— Task statement —
Below are entries. Pull out all lines containing "mindset".

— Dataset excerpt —
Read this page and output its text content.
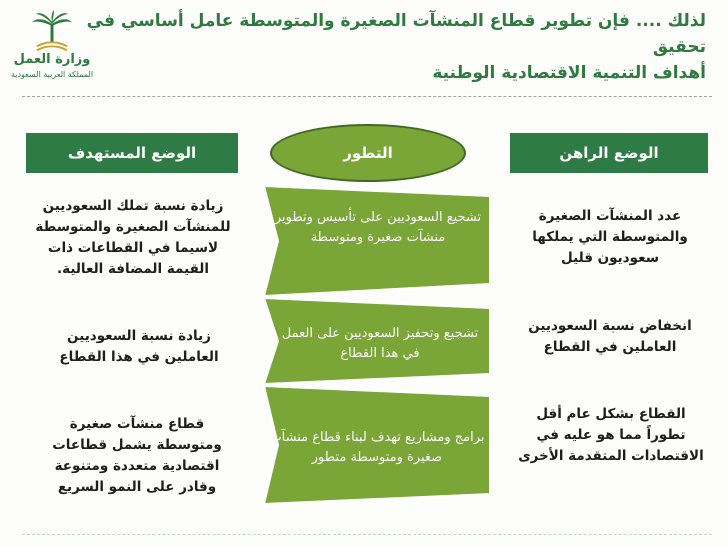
لذلك .... فإن تطوير قطاع المنشآت الصغيرة والمتوسطة عامل أساسي في تحقيق
أهداف التنمية الاقتصادية الوطنية
وزارة العمل
المملكة العربية السعودية
الوضع الراهن
الوضع المستهدف	التطور
عدد المنشآت الصغيرة والمتوسطة التي يملكها سعوديون قليل
تشجيع السعوديين على تأسيس وتطوير منشآت صغيرة ومتوسطة
زيادة نسبة تملك السعوديين للمنشآت الصغيرة والمتوسطة لاسيما في القطاعات ذات القيمة المضافة العالية.
انخفاض نسبة السعوديين العاملين في القطاع
تشجيع وتحفيز السعوديين على العمل في هذا القطاع
زيادة نسبة السعوديين العاملين في هذا القطاع
القطاع بشكل عام أقل تطوراً مما هو عليه في الاقتصادات المتقدمة الأخرى
برامج ومشاريع تهدف لبناء قطاع منشآت صغيرة ومتوسطة متطور
قطاع منشآت صغيرة ومتوسطة يشمل قطاعات اقتصادية متعددة ومتنوعة وقادر على النمو السريع
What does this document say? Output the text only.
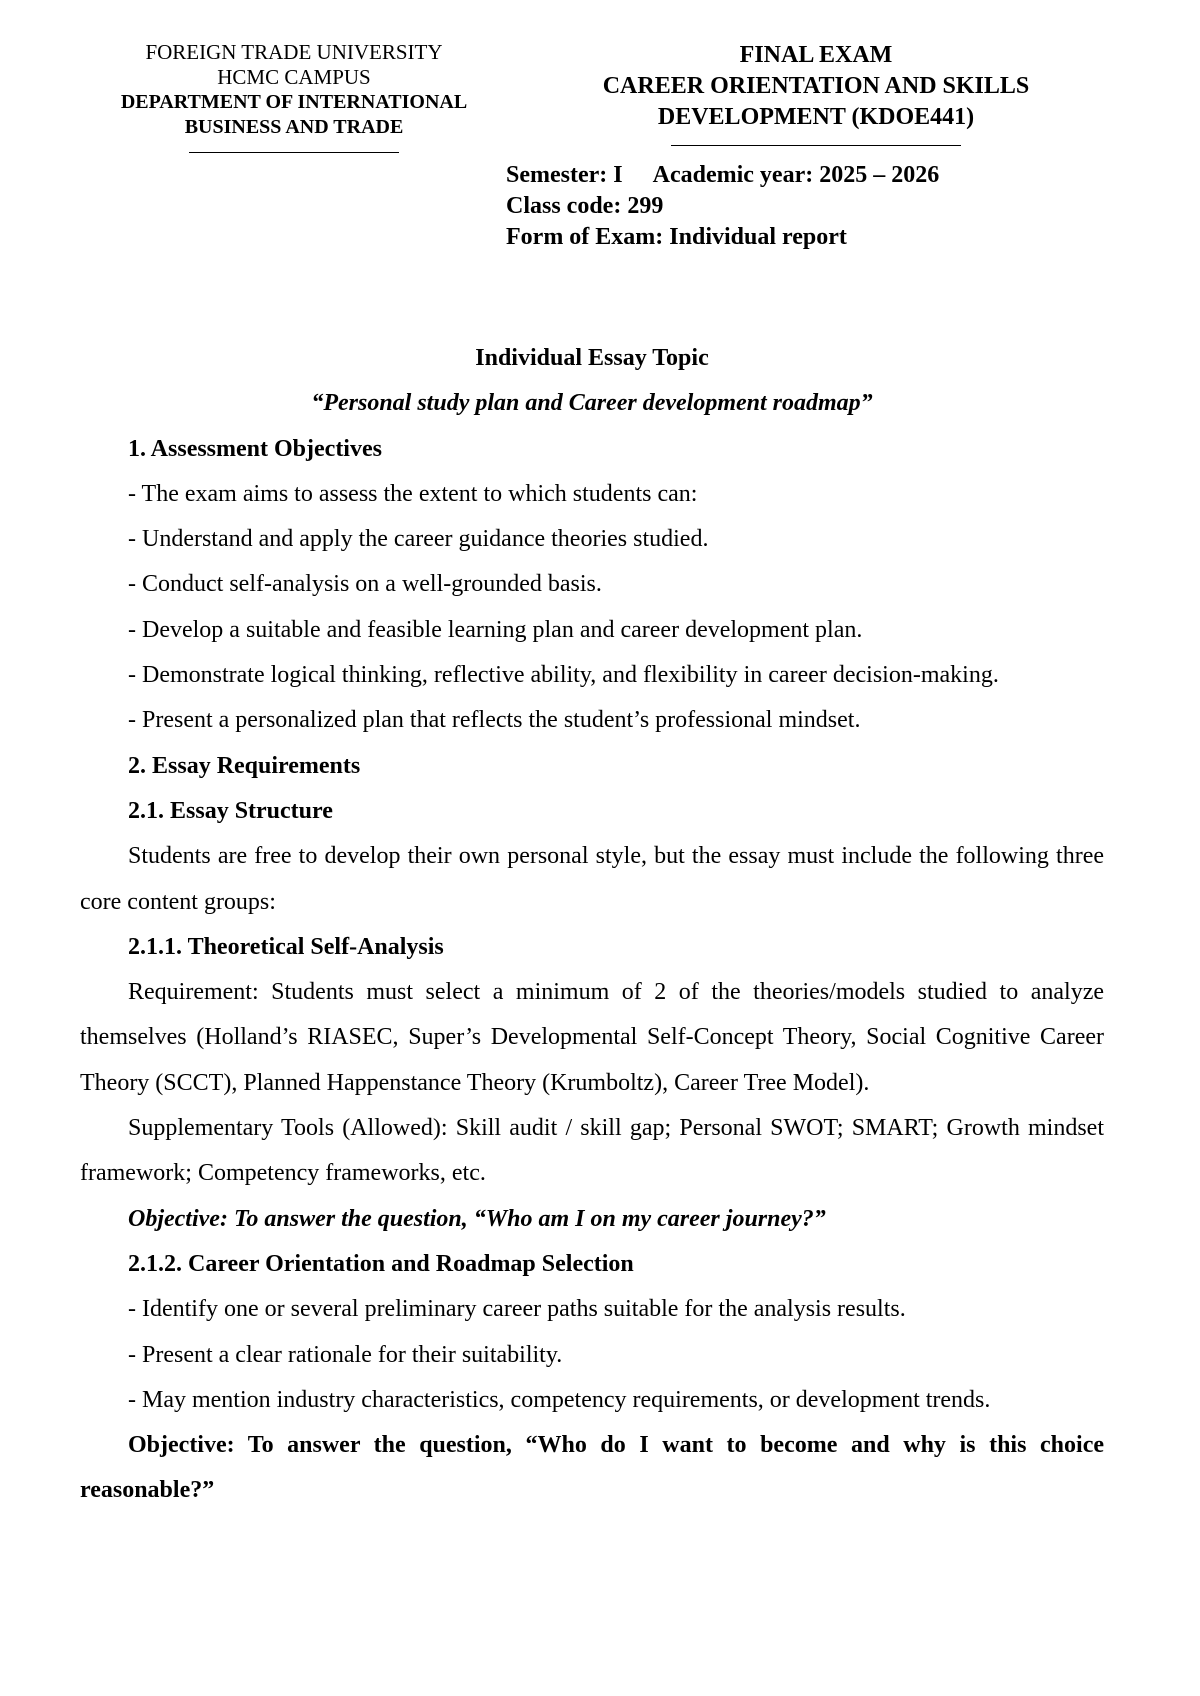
FOREIGN TRADE UNIVERSITY
HCMC CAMPUS
DEPARTMENT OF INTERNATIONAL
BUSINESS AND TRADE
FINAL EXAM
CAREER ORIENTATION AND SKILLS
DEVELOPMENT (KDOE441)
Semester: I Academic year: 2025 – 2026
Class code: 299
Form of Exam: Individual report
Individual Essay Topic
“Personal study plan and Career development roadmap”
1. Assessment Objectives
- The exam aims to assess the extent to which students can:
- Understand and apply the career guidance theories studied.
- Conduct self-analysis on a well-grounded basis.
- Develop a suitable and feasible learning plan and career development plan.
- Demonstrate logical thinking, reflective ability, and flexibility in career decision-making.
- Present a personalized plan that reflects the student’s professional mindset.
2. Essay Requirements
2.1. Essay Structure
Students are free to develop their own personal style, but the essay must include the following three core content groups:
2.1.1. Theoretical Self-Analysis
Requirement: Students must select a minimum of 2 of the theories/models studied to analyze themselves (Holland’s RIASEC, Super’s Developmental Self-Concept Theory, Social Cognitive Career Theory (SCCT), Planned Happenstance Theory (Krumboltz), Career Tree Model).
Supplementary Tools (Allowed): Skill audit / skill gap; Personal SWOT; SMART; Growth mindset framework; Competency frameworks, etc.
Objective: To answer the question, “Who am I on my career journey?”
2.1.2. Career Orientation and Roadmap Selection
- Identify one or several preliminary career paths suitable for the analysis results.
- Present a clear rationale for their suitability.
- May mention industry characteristics, competency requirements, or development trends.
Objective: To answer the question, “Who do I want to become and why is this choice reasonable?”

— Completed exercise —
- Present a personalized plan that reflects the student’s professional mindset.
Supplementary Tools (Allowed): Skill audit / skill gap; Personal SWOT; SMART; Growth mindset framework; Competency frameworks, etc.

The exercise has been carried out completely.